▶ [Material to process]:
• • •

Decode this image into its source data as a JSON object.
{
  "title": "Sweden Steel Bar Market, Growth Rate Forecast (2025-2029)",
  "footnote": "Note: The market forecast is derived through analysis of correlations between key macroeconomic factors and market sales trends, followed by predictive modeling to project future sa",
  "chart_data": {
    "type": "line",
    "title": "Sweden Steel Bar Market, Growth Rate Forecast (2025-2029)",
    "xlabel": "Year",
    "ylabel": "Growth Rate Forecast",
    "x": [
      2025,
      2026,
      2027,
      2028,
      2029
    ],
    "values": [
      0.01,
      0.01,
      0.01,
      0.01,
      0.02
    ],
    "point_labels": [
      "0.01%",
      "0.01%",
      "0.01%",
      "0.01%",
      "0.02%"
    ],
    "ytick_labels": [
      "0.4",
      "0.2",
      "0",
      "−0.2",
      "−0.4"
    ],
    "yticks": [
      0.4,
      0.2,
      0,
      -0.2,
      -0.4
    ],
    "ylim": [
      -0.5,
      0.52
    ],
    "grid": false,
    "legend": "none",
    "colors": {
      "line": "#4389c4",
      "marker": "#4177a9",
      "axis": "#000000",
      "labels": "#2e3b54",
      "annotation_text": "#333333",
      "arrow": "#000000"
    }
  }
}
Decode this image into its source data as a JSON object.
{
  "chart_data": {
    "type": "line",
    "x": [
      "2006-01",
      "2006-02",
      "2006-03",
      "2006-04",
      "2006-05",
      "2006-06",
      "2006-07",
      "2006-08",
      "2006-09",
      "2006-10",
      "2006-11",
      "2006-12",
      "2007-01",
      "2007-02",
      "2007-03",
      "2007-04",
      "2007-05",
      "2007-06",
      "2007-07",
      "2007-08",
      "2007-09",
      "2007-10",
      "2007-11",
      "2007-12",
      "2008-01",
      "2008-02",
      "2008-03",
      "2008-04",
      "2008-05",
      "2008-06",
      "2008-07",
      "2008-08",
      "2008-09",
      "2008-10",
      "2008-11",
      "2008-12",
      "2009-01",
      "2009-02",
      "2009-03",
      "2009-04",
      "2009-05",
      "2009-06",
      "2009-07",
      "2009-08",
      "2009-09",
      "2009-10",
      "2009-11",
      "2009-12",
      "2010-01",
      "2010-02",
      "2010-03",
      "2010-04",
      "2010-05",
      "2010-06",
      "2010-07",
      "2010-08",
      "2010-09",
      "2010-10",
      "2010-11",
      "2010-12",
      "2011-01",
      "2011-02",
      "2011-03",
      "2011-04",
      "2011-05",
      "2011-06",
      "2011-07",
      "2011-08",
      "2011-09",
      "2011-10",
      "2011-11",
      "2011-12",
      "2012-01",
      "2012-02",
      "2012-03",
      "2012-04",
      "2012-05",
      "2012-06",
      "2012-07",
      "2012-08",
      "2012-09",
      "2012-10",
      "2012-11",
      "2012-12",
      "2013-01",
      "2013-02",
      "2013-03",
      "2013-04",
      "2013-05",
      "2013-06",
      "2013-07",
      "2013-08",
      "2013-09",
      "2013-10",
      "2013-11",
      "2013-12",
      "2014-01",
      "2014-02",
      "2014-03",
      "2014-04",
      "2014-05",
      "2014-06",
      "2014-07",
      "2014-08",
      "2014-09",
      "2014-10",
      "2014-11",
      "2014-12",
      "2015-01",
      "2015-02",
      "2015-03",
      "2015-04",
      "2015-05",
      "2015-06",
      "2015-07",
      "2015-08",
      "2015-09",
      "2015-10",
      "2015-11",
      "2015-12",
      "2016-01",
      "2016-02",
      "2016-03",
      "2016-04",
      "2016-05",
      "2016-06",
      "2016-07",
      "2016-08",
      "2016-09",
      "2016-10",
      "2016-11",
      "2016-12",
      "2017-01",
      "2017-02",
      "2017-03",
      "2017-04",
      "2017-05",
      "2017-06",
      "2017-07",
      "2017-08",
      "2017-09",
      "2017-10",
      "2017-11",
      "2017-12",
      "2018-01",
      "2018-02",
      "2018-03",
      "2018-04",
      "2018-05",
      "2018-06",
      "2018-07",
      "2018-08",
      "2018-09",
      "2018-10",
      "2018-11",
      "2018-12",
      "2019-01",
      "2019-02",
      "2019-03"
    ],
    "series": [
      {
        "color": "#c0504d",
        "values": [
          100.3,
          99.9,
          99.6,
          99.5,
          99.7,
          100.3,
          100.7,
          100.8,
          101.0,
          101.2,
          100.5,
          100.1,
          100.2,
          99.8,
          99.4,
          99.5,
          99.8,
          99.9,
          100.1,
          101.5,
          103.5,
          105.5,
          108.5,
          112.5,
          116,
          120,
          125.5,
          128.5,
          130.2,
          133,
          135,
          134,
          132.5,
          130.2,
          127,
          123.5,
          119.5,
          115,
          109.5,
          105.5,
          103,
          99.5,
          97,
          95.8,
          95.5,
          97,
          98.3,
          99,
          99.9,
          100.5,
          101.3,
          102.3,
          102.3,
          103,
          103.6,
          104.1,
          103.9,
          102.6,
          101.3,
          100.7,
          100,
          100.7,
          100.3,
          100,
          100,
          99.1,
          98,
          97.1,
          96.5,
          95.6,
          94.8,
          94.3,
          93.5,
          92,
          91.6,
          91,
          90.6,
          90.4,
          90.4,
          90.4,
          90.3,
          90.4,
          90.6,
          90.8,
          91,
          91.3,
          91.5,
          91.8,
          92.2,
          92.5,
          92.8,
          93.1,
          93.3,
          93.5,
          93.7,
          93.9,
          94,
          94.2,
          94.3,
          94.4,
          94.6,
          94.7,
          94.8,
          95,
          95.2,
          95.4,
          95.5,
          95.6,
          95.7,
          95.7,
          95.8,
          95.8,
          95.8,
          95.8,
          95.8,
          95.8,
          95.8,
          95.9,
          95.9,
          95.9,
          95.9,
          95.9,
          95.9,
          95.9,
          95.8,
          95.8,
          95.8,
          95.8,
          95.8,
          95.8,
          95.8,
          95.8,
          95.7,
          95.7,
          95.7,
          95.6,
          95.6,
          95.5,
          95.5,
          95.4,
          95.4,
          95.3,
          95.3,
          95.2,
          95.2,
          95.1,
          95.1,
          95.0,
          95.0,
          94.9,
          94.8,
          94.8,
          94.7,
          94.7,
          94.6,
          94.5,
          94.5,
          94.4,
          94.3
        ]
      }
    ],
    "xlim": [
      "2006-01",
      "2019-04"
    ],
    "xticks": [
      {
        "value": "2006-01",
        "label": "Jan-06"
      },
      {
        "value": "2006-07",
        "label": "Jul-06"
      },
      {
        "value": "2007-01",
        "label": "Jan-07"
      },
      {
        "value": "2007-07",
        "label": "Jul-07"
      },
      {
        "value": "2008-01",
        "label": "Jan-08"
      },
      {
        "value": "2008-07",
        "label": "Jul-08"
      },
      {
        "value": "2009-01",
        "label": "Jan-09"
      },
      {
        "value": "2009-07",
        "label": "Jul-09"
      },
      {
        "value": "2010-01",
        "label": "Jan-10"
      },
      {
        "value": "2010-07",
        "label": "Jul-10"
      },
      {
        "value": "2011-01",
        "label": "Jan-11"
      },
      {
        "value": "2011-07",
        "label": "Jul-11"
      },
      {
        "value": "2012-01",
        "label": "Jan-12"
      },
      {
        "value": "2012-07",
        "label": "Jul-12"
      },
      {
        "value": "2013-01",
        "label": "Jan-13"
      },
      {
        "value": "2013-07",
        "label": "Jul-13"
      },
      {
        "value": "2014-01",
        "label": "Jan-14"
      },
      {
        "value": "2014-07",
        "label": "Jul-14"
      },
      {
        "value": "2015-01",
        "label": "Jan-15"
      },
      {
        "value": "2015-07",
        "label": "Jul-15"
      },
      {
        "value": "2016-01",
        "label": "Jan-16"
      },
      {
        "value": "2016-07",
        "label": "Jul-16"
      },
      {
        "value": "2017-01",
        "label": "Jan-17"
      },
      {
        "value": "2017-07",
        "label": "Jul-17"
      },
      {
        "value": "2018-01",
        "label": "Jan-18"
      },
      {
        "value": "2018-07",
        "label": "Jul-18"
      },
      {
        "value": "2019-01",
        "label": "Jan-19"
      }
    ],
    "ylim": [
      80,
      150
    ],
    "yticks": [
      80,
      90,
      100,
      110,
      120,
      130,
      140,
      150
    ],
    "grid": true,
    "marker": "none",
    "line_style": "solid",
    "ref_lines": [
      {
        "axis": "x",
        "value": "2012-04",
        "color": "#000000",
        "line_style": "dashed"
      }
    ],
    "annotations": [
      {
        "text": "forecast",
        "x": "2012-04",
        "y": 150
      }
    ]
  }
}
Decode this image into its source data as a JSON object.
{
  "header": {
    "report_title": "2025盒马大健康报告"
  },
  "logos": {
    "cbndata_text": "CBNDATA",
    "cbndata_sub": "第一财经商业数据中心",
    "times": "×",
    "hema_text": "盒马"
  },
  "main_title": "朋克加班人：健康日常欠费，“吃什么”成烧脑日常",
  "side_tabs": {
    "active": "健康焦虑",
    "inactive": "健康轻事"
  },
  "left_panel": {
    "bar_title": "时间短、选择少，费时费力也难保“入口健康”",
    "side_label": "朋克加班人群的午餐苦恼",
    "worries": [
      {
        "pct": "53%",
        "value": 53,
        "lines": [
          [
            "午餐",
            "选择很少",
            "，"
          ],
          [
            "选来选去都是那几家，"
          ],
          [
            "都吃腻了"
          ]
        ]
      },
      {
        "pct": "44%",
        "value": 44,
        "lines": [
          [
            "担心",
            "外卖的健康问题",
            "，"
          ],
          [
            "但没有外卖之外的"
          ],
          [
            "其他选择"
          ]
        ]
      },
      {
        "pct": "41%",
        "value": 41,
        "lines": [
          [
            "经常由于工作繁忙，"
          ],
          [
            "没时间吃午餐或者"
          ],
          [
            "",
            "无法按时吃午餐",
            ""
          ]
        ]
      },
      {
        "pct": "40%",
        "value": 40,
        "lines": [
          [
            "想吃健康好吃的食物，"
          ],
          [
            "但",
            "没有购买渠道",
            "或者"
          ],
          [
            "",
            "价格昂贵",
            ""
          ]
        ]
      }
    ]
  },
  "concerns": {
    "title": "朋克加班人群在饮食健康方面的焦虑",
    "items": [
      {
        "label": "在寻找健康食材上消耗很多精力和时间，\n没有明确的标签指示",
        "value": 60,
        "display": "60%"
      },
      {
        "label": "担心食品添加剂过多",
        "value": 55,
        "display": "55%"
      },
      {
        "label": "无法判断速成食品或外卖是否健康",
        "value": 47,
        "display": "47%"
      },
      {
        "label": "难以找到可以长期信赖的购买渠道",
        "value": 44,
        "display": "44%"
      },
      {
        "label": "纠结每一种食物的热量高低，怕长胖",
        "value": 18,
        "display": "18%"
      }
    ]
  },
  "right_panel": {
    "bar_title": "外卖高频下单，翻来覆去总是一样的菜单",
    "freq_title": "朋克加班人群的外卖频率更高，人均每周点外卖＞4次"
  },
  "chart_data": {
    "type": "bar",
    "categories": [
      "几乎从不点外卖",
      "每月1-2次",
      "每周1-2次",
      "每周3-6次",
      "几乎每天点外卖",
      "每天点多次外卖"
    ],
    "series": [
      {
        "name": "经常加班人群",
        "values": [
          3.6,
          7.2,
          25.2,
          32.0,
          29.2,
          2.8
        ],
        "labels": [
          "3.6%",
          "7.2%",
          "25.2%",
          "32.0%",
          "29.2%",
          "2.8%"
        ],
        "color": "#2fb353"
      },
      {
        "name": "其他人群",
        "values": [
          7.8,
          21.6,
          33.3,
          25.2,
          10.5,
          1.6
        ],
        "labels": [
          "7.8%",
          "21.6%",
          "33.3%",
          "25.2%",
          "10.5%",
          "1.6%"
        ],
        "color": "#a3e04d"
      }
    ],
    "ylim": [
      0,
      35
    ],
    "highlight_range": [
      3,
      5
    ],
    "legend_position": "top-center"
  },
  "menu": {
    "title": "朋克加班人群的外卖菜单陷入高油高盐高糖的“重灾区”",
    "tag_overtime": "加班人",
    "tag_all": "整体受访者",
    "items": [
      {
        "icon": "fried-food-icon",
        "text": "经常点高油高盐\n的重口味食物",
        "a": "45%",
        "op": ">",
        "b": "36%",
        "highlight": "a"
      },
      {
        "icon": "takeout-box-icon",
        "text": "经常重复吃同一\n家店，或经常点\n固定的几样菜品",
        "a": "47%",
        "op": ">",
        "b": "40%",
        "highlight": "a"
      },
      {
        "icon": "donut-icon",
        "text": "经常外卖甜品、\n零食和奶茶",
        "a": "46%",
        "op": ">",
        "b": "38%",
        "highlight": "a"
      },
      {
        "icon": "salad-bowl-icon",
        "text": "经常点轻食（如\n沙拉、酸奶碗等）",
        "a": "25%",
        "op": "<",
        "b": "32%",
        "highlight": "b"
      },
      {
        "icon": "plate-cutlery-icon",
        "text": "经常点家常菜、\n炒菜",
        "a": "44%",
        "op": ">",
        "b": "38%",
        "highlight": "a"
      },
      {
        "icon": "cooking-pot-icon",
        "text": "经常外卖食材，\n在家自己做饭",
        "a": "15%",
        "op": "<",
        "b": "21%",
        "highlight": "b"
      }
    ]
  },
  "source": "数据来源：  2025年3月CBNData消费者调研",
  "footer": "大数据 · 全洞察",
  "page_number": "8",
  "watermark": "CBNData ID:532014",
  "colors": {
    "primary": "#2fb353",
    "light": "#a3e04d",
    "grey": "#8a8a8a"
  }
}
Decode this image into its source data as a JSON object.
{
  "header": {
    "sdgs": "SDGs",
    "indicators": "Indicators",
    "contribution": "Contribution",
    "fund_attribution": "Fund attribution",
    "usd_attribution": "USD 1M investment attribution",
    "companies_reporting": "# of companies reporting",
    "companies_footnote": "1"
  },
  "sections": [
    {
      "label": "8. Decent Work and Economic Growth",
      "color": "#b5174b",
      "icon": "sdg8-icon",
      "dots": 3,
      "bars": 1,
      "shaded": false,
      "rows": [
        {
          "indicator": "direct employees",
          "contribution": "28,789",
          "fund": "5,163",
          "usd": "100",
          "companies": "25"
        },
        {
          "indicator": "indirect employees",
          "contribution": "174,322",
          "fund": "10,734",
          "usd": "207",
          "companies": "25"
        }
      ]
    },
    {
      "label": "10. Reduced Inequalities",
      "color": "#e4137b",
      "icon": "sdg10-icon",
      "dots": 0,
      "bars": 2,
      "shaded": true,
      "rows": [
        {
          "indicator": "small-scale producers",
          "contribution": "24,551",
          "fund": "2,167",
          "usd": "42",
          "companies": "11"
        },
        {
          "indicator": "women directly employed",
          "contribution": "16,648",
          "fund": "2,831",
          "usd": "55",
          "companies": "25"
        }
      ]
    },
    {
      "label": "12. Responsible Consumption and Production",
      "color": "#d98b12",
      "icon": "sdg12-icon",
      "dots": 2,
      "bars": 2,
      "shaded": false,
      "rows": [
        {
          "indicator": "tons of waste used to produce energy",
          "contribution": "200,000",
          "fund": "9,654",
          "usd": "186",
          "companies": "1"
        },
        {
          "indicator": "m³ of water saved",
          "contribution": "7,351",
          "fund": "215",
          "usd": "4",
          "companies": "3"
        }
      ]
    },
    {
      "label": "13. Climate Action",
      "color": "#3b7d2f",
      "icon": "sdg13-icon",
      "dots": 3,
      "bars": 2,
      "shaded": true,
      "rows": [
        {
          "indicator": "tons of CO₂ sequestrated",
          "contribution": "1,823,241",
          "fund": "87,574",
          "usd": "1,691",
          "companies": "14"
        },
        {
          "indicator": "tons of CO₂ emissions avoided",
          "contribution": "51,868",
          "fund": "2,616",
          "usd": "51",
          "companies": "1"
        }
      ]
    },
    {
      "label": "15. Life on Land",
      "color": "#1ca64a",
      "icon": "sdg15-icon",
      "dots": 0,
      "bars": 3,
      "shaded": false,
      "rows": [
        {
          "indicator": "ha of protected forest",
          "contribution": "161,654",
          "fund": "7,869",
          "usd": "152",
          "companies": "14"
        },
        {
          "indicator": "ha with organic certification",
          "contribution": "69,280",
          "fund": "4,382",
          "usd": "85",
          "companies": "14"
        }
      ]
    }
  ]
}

• • •

▶ [What the task asks]:
What is the number of lines that contain "Growth"? Reply with that number alone.

▶ [Exercise output]:
4